Output the material word for word. Leave each picture out.

> _Supplied records_

● ● ●

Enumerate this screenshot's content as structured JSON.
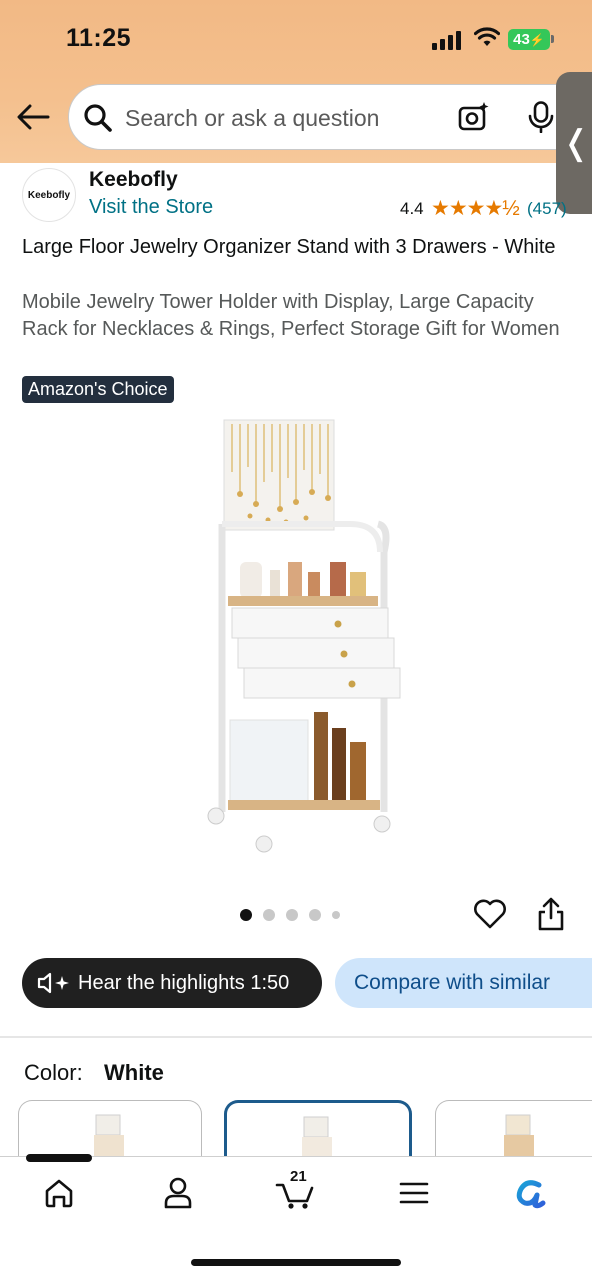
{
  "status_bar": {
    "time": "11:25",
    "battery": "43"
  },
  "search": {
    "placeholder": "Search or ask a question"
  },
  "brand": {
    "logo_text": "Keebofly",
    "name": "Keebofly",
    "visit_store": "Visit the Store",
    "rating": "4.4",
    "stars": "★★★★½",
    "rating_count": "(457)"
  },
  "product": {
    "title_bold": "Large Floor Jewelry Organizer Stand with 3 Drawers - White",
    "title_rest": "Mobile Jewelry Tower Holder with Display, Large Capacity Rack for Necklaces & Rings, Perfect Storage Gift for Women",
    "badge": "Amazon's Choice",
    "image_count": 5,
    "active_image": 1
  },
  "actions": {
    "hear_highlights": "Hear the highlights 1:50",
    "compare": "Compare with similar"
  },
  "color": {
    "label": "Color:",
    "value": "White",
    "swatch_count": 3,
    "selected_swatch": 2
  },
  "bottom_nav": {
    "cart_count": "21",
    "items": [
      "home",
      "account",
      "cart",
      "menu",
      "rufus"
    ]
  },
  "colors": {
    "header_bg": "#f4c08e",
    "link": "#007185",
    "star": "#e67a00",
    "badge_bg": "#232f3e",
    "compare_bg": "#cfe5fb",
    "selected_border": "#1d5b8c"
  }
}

● ● ●

> _Output of the exercise_
Enumerate this screenshot's content as structured JSON.
{
  "status_bar": {
    "time": "11:25",
    "battery": "43"
  },
  "search": {
    "placeholder": "Search or ask a question"
  },
  "brand": {
    "logo_text": "Keebofly",
    "name": "Keebofly",
    "visit_store": "Visit the Store",
    "rating": "4.4",
    "stars": "★★★★½",
    "rating_count": "(457)"
  },
  "product": {
    "title_bold": "Large Floor Jewelry Organizer Stand with 3 Drawers - White",
    "title_rest": "Mobile Jewelry Tower Holder with Display, Large Capacity Rack for Necklaces & Rings, Perfect Storage Gift for Women",
    "badge": "Amazon's Choice",
    "image_count": 5,
    "active_image": 1
  },
  "actions": {
    "hear_highlights": "Hear the highlights 1:50",
    "compare": "Compare with similar"
  },
  "color": {
    "label": "Color:",
    "value": "White",
    "swatch_count": 3,
    "selected_swatch": 2
  },
  "bottom_nav": {
    "cart_count": "21",
    "items": [
      "home",
      "account",
      "cart",
      "menu",
      "rufus"
    ]
  },
  "colors": {
    "header_bg": "#f4c08e",
    "link": "#007185",
    "star": "#e67a00",
    "badge_bg": "#232f3e",
    "compare_bg": "#cfe5fb",
    "selected_border": "#1d5b8c"
  }
}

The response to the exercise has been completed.